Working data:
BEGIN

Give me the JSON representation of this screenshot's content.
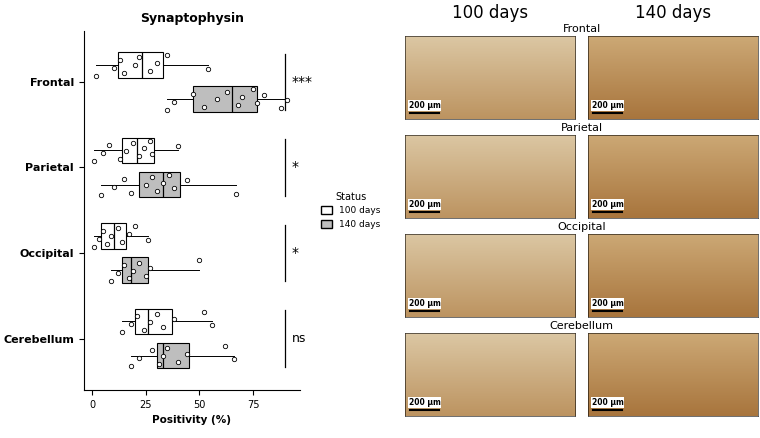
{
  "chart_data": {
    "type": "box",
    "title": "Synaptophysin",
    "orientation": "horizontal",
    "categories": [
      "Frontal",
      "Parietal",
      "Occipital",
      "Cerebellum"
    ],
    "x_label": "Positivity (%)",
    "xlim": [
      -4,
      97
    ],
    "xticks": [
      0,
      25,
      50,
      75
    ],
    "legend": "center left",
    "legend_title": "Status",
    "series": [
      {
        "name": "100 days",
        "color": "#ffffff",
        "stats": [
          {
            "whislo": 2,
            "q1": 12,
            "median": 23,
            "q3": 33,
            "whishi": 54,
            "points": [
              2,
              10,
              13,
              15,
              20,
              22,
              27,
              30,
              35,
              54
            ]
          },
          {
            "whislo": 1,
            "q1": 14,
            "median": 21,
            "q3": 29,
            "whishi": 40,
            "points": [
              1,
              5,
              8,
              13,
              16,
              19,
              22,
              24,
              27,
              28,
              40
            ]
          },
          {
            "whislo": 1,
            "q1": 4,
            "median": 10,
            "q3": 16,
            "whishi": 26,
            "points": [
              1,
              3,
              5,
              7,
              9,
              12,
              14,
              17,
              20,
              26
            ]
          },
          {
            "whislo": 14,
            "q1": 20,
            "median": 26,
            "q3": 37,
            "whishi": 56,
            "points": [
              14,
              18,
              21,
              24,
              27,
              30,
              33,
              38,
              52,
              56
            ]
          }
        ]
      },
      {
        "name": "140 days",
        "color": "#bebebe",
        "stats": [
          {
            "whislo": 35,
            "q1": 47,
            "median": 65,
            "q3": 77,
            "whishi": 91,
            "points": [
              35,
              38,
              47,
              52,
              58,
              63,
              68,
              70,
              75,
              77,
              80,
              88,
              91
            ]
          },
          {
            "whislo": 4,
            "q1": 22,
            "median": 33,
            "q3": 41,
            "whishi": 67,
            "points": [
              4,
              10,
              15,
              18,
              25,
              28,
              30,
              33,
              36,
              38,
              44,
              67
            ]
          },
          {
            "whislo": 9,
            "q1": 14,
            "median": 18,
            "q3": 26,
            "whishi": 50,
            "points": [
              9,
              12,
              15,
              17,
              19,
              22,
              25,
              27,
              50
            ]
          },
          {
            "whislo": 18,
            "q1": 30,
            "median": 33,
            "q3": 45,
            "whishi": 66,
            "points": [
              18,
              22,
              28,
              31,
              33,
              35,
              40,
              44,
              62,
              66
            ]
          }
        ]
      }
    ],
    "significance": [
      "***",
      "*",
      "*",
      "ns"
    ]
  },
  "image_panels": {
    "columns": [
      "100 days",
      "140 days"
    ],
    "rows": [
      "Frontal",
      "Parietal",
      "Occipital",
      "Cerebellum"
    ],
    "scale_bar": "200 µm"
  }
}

END

Aim of the exercise:
Identify lines with the string "days". Copy each one.

Response to the exercise:
        "name": "100 days",
        "name": "140 days",
      "100 days",
      "140 days"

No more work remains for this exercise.